- [Given problem] Your task is to gather the lines below that hold the string "loading".

— Start of Data provided —

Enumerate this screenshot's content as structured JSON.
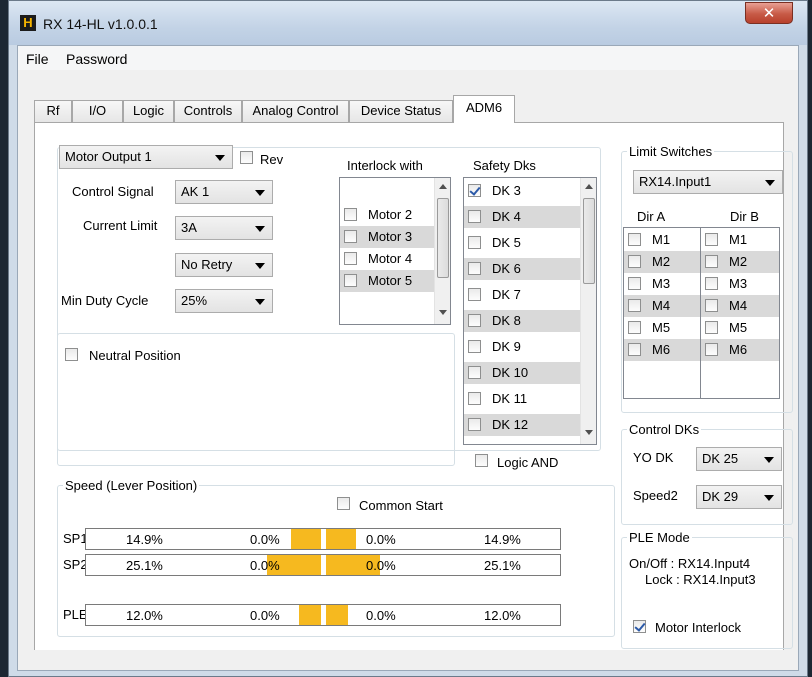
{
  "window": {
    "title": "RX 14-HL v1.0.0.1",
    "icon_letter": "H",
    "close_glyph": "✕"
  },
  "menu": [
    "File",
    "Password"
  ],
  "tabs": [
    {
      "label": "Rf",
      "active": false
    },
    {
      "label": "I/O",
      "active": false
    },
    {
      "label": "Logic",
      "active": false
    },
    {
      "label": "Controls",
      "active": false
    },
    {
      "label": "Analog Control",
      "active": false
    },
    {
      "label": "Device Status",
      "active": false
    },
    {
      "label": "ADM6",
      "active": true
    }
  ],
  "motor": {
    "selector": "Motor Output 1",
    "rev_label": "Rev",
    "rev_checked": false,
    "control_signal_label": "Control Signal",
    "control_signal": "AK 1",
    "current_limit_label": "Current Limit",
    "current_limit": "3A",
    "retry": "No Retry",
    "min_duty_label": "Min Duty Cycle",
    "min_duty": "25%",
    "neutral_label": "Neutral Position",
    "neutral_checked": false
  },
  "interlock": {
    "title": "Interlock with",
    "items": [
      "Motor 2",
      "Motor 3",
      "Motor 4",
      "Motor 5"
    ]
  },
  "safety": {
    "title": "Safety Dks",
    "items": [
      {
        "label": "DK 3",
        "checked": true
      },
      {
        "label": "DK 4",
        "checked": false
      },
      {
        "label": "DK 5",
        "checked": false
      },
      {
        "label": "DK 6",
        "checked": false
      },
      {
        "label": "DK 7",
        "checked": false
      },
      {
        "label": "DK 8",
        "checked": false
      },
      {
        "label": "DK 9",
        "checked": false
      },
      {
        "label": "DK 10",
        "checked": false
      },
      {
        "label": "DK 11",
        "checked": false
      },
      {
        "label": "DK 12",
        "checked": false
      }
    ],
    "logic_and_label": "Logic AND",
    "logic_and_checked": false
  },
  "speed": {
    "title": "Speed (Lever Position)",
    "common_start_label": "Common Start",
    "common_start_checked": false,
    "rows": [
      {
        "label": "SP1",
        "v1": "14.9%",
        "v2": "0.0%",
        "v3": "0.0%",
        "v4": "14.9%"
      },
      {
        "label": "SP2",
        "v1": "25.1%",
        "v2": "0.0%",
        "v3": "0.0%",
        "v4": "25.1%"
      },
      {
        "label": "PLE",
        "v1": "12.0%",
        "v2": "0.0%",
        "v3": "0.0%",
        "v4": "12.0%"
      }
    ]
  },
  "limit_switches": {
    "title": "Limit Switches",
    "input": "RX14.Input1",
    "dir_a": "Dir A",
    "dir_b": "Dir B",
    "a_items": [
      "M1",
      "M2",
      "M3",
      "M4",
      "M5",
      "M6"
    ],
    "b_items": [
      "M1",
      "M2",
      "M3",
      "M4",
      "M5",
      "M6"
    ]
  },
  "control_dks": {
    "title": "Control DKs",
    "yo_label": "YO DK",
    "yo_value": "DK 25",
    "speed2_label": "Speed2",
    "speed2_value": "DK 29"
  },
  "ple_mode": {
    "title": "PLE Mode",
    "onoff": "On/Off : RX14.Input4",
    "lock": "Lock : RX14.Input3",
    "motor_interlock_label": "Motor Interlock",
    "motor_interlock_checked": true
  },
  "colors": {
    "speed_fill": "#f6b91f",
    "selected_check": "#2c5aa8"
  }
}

— End of Data provided —
— Start of Data provided —

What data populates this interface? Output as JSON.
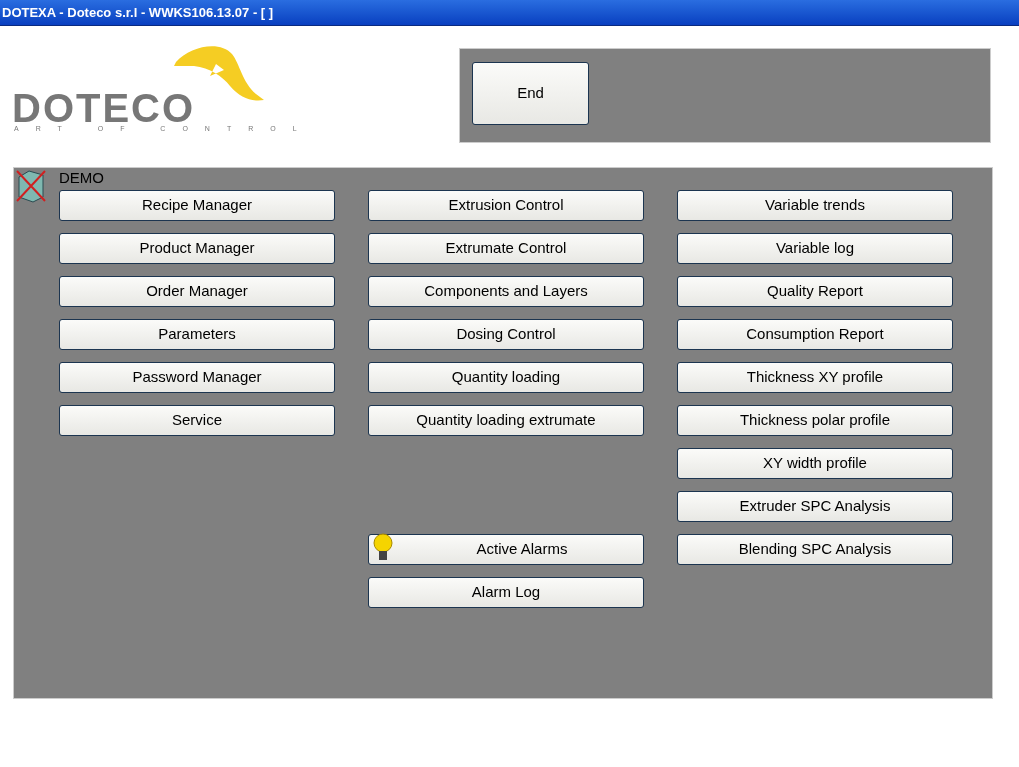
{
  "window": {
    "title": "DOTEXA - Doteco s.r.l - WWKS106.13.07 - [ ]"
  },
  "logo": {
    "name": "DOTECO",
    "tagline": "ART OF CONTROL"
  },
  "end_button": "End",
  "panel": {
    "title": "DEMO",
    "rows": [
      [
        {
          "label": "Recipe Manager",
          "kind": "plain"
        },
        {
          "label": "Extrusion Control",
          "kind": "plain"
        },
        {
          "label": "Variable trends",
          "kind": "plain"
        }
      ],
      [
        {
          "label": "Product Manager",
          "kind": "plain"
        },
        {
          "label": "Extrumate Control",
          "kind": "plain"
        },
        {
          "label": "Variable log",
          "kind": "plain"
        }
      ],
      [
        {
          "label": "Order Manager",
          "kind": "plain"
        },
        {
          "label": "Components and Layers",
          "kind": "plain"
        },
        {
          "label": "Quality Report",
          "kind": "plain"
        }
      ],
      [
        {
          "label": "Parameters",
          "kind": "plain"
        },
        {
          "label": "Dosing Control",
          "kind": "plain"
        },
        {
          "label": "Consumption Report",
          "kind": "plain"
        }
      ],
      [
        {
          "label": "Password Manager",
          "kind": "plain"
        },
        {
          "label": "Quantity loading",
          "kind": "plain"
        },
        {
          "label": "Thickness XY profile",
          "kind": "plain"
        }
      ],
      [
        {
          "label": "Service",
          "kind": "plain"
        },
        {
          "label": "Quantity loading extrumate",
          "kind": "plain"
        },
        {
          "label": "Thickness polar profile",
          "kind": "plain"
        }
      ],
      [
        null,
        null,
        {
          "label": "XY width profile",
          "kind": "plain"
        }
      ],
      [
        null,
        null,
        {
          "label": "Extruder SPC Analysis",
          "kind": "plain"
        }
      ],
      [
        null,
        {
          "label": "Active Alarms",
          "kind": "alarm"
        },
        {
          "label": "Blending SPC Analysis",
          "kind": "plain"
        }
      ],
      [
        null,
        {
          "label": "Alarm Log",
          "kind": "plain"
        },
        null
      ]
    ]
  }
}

— End of Data provided —

- [Output for this exercise]
          "label": "Quantity loading",
          "label": "Quantity loading extrumate",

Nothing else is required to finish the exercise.